— start of RECORDS FOR THIS TASK —

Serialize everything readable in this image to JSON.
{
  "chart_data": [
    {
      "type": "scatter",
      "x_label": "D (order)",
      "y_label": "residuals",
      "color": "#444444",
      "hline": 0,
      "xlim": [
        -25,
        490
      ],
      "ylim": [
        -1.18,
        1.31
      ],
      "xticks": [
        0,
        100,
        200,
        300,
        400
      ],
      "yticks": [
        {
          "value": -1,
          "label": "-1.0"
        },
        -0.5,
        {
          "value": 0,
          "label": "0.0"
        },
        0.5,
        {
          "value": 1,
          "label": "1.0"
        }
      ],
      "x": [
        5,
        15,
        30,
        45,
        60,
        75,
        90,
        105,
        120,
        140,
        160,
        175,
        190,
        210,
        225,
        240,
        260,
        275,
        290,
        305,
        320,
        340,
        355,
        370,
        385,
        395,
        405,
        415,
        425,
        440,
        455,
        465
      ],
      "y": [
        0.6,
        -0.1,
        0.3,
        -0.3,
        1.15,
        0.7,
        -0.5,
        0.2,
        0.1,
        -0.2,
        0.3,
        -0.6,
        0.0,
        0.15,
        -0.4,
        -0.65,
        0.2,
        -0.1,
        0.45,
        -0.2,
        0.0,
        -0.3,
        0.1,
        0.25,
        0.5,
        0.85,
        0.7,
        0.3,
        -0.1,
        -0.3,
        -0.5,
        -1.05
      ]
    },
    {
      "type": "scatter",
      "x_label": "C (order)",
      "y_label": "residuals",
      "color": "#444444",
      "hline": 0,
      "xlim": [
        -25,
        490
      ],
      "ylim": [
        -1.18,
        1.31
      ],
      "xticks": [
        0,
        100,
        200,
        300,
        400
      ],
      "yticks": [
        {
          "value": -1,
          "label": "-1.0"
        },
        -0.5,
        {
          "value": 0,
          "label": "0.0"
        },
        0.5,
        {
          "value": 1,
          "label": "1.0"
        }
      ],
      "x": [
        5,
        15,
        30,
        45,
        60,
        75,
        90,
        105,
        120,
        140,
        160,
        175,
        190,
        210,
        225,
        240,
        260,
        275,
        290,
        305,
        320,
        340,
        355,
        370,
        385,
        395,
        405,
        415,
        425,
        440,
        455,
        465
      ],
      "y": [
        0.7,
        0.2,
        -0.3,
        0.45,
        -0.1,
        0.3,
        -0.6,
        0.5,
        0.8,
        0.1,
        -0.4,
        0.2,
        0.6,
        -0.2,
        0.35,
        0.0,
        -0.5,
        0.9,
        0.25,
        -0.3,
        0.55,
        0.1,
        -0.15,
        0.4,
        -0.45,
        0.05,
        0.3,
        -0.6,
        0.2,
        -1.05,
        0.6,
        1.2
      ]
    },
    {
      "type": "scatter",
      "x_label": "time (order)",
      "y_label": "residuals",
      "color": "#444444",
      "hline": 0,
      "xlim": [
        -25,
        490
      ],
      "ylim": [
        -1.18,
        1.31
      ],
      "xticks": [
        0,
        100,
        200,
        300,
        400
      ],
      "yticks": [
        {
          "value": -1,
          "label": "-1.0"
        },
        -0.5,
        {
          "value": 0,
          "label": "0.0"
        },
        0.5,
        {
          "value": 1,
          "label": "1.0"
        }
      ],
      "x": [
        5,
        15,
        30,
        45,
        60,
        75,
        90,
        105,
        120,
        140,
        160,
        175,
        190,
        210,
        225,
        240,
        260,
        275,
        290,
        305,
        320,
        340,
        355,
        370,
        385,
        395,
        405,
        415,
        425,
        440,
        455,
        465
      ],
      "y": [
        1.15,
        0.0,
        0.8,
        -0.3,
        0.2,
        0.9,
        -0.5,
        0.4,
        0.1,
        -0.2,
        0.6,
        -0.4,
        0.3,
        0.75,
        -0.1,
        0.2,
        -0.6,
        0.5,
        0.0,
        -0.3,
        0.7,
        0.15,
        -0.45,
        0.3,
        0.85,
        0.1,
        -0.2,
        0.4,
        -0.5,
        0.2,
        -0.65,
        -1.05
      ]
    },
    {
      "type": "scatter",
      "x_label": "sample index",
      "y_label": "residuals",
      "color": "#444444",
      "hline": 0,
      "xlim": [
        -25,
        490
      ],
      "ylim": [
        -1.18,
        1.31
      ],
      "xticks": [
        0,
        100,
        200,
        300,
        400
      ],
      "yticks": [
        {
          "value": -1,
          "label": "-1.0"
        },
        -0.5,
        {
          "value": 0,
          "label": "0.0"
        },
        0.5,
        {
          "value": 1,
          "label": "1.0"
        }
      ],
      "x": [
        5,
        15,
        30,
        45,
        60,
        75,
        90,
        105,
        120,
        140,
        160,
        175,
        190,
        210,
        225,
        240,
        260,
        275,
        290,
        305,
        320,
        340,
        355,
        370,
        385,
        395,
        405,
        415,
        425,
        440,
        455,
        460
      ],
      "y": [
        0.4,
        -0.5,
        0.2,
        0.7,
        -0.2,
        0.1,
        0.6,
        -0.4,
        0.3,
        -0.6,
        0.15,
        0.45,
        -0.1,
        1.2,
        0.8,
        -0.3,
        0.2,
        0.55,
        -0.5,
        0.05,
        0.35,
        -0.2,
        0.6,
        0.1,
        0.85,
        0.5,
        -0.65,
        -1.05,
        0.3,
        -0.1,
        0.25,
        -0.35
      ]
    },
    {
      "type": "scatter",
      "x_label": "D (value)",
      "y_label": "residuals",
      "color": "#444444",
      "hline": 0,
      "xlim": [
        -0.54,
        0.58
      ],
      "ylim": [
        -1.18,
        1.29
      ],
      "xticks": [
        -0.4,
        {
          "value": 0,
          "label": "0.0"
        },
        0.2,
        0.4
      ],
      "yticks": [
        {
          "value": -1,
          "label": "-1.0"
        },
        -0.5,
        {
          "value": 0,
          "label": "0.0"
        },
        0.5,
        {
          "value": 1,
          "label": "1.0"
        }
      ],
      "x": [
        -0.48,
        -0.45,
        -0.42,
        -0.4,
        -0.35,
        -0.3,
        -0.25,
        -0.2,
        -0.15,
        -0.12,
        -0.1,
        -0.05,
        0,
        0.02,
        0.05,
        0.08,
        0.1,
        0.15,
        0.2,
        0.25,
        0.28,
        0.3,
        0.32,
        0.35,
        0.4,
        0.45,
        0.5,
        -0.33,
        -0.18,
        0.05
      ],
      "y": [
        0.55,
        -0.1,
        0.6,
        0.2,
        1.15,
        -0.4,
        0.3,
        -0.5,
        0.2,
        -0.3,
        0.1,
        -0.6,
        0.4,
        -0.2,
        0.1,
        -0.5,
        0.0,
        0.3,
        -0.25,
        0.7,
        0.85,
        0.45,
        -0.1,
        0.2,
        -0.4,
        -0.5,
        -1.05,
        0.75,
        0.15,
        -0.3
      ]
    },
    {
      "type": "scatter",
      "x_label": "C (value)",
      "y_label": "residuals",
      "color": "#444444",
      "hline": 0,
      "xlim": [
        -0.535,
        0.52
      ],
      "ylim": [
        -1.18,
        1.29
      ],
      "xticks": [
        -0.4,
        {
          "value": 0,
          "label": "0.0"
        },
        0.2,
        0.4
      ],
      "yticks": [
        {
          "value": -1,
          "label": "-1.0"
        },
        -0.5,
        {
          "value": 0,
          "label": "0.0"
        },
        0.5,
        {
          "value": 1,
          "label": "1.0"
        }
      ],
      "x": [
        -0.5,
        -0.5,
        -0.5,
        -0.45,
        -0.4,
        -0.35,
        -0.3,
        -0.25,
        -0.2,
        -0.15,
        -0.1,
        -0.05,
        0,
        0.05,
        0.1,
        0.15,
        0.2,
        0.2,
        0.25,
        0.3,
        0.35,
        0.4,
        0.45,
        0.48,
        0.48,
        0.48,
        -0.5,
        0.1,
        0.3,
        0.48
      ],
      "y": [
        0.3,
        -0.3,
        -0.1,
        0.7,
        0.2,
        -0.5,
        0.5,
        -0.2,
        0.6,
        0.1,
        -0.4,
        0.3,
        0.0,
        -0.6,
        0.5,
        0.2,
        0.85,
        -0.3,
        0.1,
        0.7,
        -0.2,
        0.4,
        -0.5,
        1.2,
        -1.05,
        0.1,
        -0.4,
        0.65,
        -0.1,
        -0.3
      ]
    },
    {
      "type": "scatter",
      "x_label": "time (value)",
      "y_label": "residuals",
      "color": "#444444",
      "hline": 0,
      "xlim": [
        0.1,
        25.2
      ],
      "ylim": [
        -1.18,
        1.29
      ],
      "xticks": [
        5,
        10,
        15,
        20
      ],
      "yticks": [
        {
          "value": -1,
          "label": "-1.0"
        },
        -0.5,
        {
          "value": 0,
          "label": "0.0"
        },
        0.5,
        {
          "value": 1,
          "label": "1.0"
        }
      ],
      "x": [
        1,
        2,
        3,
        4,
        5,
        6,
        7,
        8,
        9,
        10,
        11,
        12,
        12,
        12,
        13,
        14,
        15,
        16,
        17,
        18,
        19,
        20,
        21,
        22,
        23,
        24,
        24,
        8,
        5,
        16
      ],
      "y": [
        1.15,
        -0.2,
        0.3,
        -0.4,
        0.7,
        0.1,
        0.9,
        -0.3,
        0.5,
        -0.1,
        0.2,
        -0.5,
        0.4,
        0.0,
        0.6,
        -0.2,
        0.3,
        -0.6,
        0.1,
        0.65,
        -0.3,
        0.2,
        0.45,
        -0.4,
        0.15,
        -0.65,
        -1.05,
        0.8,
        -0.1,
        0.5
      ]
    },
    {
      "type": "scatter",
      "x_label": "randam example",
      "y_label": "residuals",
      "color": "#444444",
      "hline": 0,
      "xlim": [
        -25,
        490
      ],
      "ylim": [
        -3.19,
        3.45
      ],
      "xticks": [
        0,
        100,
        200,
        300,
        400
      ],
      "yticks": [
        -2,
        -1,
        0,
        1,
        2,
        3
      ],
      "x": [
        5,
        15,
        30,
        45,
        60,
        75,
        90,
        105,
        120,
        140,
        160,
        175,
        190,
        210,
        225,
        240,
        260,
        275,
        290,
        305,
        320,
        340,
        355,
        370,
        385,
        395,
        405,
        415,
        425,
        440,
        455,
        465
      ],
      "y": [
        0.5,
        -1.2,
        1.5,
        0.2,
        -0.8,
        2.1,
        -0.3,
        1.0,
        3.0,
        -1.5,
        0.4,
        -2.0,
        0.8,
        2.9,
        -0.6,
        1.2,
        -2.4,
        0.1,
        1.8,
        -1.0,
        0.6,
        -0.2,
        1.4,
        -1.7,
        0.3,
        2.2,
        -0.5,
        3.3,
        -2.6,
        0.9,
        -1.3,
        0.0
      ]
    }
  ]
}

— end of RECORDS FOR THIS TASK —

• **PROMPT**:
Your task is to gather all lines from the entries above that hold the word "order".

• **ANSWER FOR THIS EXERCISE**:
      "x_label": "D (order)",
      "x_label": "C (order)",
      "x_label": "time (order)",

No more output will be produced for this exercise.